* **EXERCISE BRIEF**
Write out every entry exactly as given, but omit the pictures.

* **GIVEN RECORDS**

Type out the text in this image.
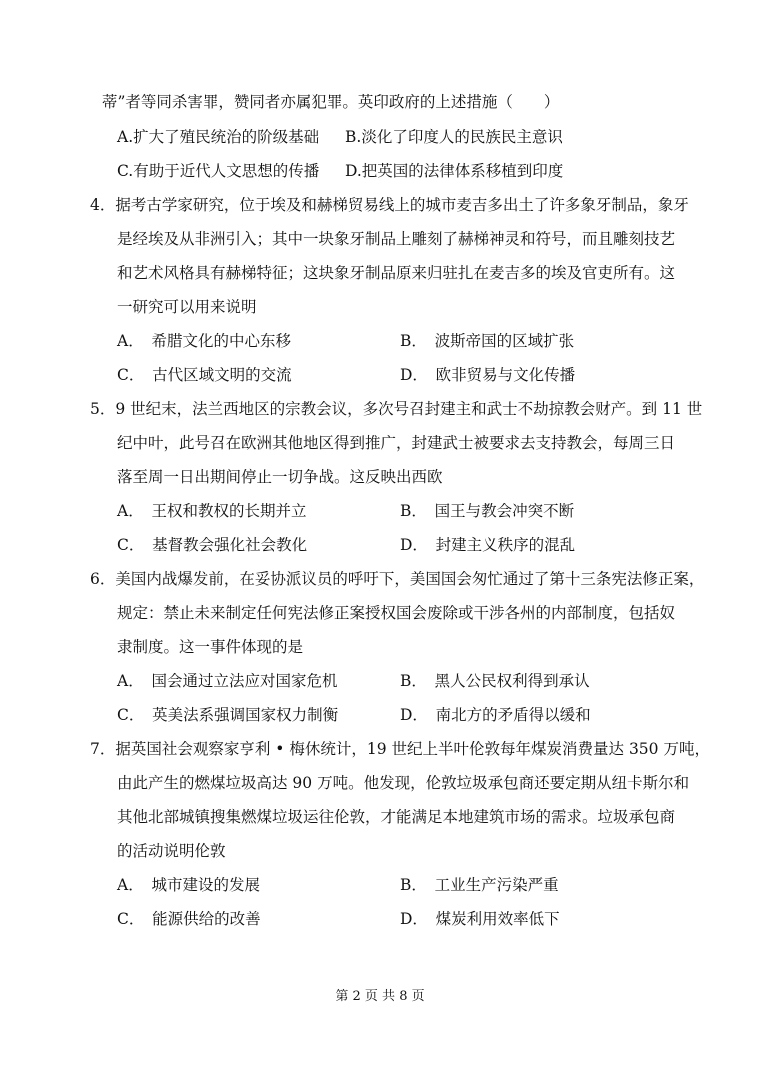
蒂”者等同杀害罪，赞同者亦属犯罪。英印政府的上述措施（　　）
A.扩大了殖民统治的阶级基础 B.淡化了印度人的民族民主意识
C.有助于近代人文思想的传播 D.把英国的法律体系移植到印度
4．据考古学家研究，位于埃及和赫梯贸易线上的城市麦吉多出土了许多象牙制品，象牙
是经埃及从非洲引入；其中一块象牙制品上雕刻了赫梯神灵和符号，而且雕刻技艺
和艺术风格具有赫梯特征；这块象牙制品原来归驻扎在麦吉多的埃及官吏所有。这
一研究可以用来说明
A．　希腊文化的中心东移	B．　波斯帝国的区域扩张
C．　古代区域文明的交流	D．　欧非贸易与文化传播
5．9 世纪末，法兰西地区的宗教会议，多次号召封建主和武士不劫掠教会财产。到 11 世
纪中叶，此号召在欧洲其他地区得到推广，封建武士被要求去支持教会，每周三日
落至周一日出期间停止一切争战。这反映出西欧
A．　王权和教权的长期并立	B．　国王与教会冲突不断
C．　基督教会强化社会教化	D．　封建主义秩序的混乱
6．美国内战爆发前，在妥协派议员的呼吁下，美国国会匆忙通过了第十三条宪法修正案，
规定：禁止未来制定任何宪法修正案授权国会废除或干涉各州的内部制度，包括奴
隶制度。这一事件体现的是
A．　国会通过立法应对国家危机	B．　黑人公民权利得到承认
C．　英美法系强调国家权力制衡	D．　南北方的矛盾得以缓和
7．据英国社会观察家亨利 • 梅休统计，19 世纪上半叶伦敦每年煤炭消费量达 350 万吨，
由此产生的燃煤垃圾高达 90 万吨。他发现，伦敦垃圾承包商还要定期从纽卡斯尔和
其他北部城镇搜集燃煤垃圾运往伦敦，才能满足本地建筑市场的需求。垃圾承包商
的活动说明伦敦
A．　城市建设的发展	B．　工业生产污染严重
C．　能源供给的改善	D．　煤炭利用效率低下
第 2 页 共 8 页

* **EXERCISE RESULT**
Type out the text in this image.
蒂”者等同杀害罪，赞同者亦属犯罪。英印政府的上述措施（　　）
A.扩大了殖民统治的阶级基础 B.淡化了印度人的民族民主意识
C.有助于近代人文思想的传播 D.把英国的法律体系移植到印度
4．据考古学家研究，位于埃及和赫梯贸易线上的城市麦吉多出土了许多象牙制品，象牙
是经埃及从非洲引入；其中一块象牙制品上雕刻了赫梯神灵和符号，而且雕刻技艺
和艺术风格具有赫梯特征；这块象牙制品原来归驻扎在麦吉多的埃及官吏所有。这
一研究可以用来说明
A．　希腊文化的中心东移	B．　波斯帝国的区域扩张
C．　古代区域文明的交流	D．　欧非贸易与文化传播
5．9 世纪末，法兰西地区的宗教会议，多次号召封建主和武士不劫掠教会财产。到 11 世
纪中叶，此号召在欧洲其他地区得到推广，封建武士被要求去支持教会，每周三日
落至周一日出期间停止一切争战。这反映出西欧
A．　王权和教权的长期并立	B．　国王与教会冲突不断
C．　基督教会强化社会教化	D．　封建主义秩序的混乱
6．美国内战爆发前，在妥协派议员的呼吁下，美国国会匆忙通过了第十三条宪法修正案，
规定：禁止未来制定任何宪法修正案授权国会废除或干涉各州的内部制度，包括奴
隶制度。这一事件体现的是
A．　国会通过立法应对国家危机	B．　黑人公民权利得到承认
C．　英美法系强调国家权力制衡	D．　南北方的矛盾得以缓和
7．据英国社会观察家亨利 • 梅休统计，19 世纪上半叶伦敦每年煤炭消费量达 350 万吨，
由此产生的燃煤垃圾高达 90 万吨。他发现，伦敦垃圾承包商还要定期从纽卡斯尔和
其他北部城镇搜集燃煤垃圾运往伦敦，才能满足本地建筑市场的需求。垃圾承包商
的活动说明伦敦
A．　城市建设的发展	B．　工业生产污染严重
C．　能源供给的改善	D．　煤炭利用效率低下
第 2 页 共 8 页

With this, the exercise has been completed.